Dataset records:
== == ==

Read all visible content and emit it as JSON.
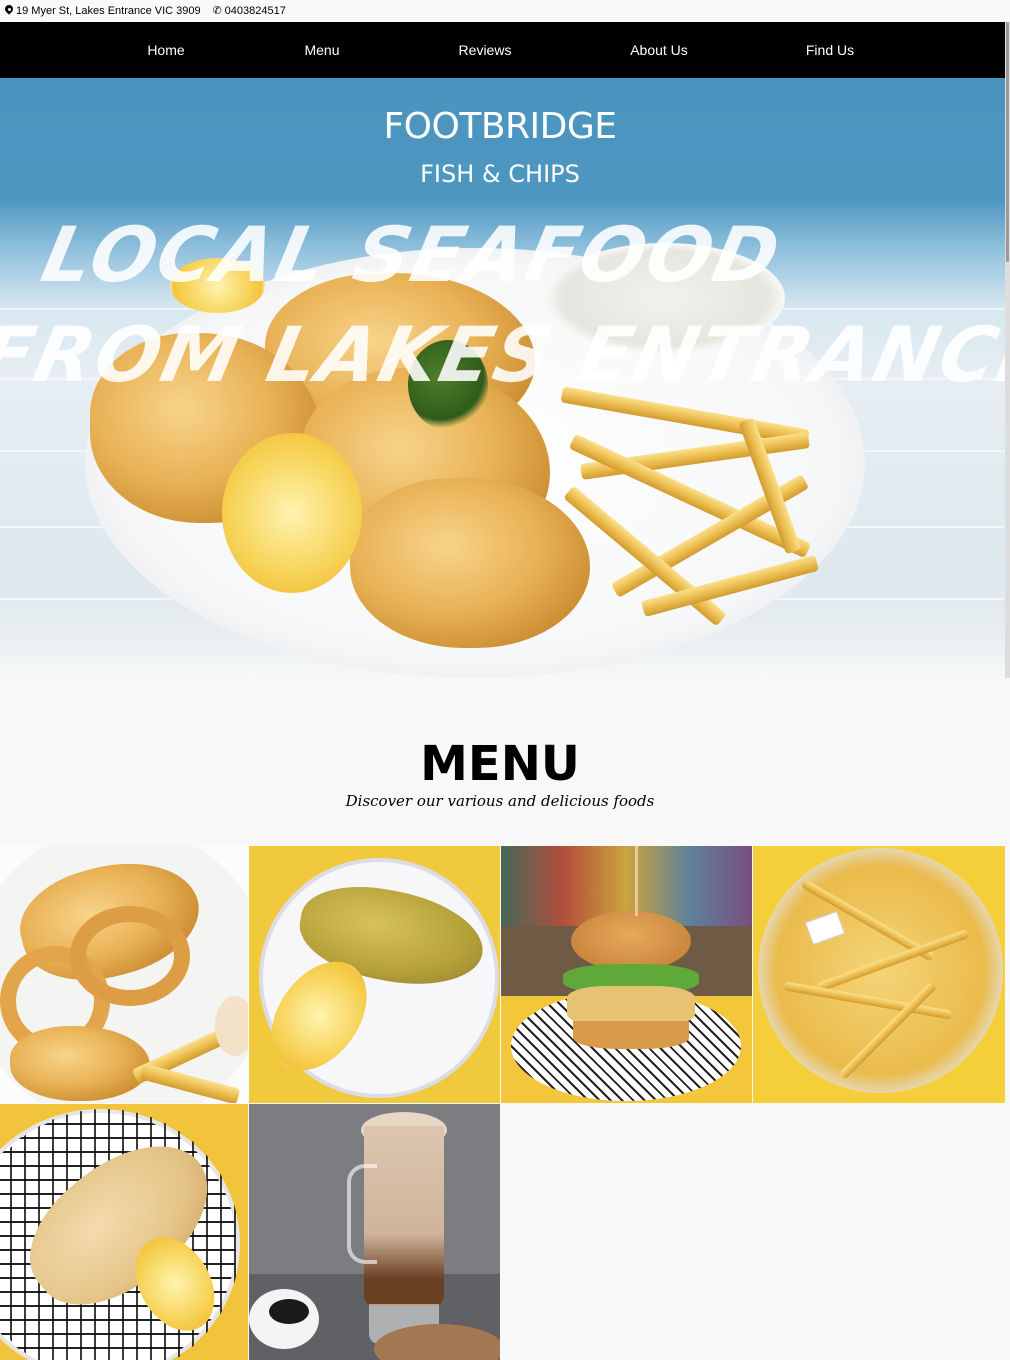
{
  "topbar": {
    "address": "19 Myer St, Lakes Entrance VIC 3909",
    "phone": "0403824517",
    "icons": [
      "map-pin-icon",
      "phone-icon"
    ]
  },
  "nav": {
    "items": [
      {
        "label": "Home"
      },
      {
        "label": "Menu"
      },
      {
        "label": "Reviews"
      },
      {
        "label": "About Us"
      },
      {
        "label": "Find Us"
      }
    ]
  },
  "hero": {
    "brand_line1": "FOOTBRIDGE",
    "brand_line2": "FISH & CHIPS",
    "slogan_line1": "LOCAL SEAFOOD",
    "slogan_line2": "FROM LAKES ENTRANCE"
  },
  "menu": {
    "title": "MENU",
    "subtitle": "Discover our various and delicious foods"
  },
  "colors": {
    "nav_bg": "#000000",
    "hero_blue": "#4a94bf",
    "page_bg": "#f8f8f8",
    "accent_yellow": "#f2c43b"
  }
}
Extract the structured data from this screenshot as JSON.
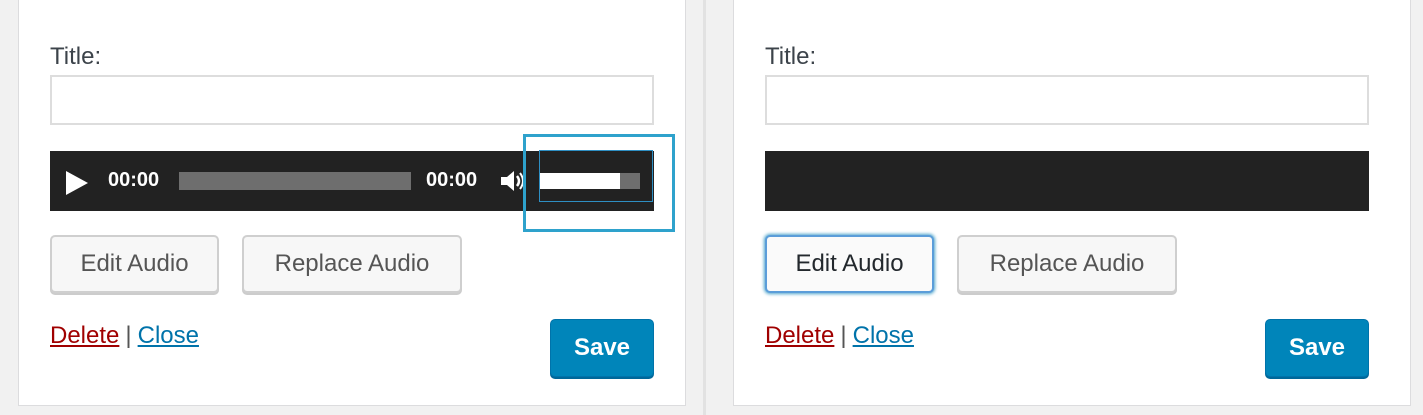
{
  "left_panel": {
    "title_label": "Title:",
    "title_value": "",
    "player": {
      "current_time": "00:00",
      "duration": "00:00",
      "play_icon": "play-icon",
      "mute_icon": "speaker-icon",
      "volume_level": 0.8
    },
    "edit_button": "Edit Audio",
    "replace_button": "Replace Audio",
    "delete_link": "Delete",
    "separator": "|",
    "close_link": "Close",
    "save_button": "Save"
  },
  "right_panel": {
    "title_label": "Title:",
    "title_value": "",
    "edit_button": "Edit Audio",
    "replace_button": "Replace Audio",
    "delete_link": "Delete",
    "separator": "|",
    "close_link": "Close",
    "save_button": "Save"
  },
  "colors": {
    "player_background": "#222222",
    "highlight": "#2ea2cc",
    "delete_link": "#a00000",
    "close_link": "#0073aa",
    "save_button": "#0085ba"
  }
}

== == ==

GOAL: Output all of the records exactly as they appear above, but not the pictures.

FINISHED ANSWER:
Read all visible content and emit it as JSON.
{
  "topbar": {
    "address": "19 Myer St, Lakes Entrance VIC 3909",
    "phone": "0403824517",
    "icons": [
      "map-pin-icon",
      "phone-icon"
    ]
  },
  "nav": {
    "items": [
      {
        "label": "Home"
      },
      {
        "label": "Menu"
      },
      {
        "label": "Reviews"
      },
      {
        "label": "About Us"
      },
      {
        "label": "Find Us"
      }
    ]
  },
  "hero": {
    "brand_line1": "FOOTBRIDGE",
    "brand_line2": "FISH & CHIPS",
    "slogan_line1": "LOCAL SEAFOOD",
    "slogan_line2": "FROM LAKES ENTRANCE"
  },
  "menu": {
    "title": "MENU",
    "subtitle": "Discover our various and delicious foods"
  },
  "colors": {
    "nav_bg": "#000000",
    "hero_blue": "#4a94bf",
    "page_bg": "#f8f8f8",
    "accent_yellow": "#f2c43b"
  }
}
Extract the structured data from this screenshot as JSON.
{
  "left_panel": {
    "title_label": "Title:",
    "title_value": "",
    "player": {
      "current_time": "00:00",
      "duration": "00:00",
      "play_icon": "play-icon",
      "mute_icon": "speaker-icon",
      "volume_level": 0.8
    },
    "edit_button": "Edit Audio",
    "replace_button": "Replace Audio",
    "delete_link": "Delete",
    "separator": "|",
    "close_link": "Close",
    "save_button": "Save"
  },
  "right_panel": {
    "title_label": "Title:",
    "title_value": "",
    "edit_button": "Edit Audio",
    "replace_button": "Replace Audio",
    "delete_link": "Delete",
    "separator": "|",
    "close_link": "Close",
    "save_button": "Save"
  },
  "colors": {
    "player_background": "#222222",
    "highlight": "#2ea2cc",
    "delete_link": "#a00000",
    "close_link": "#0073aa",
    "save_button": "#0085ba"
  }
}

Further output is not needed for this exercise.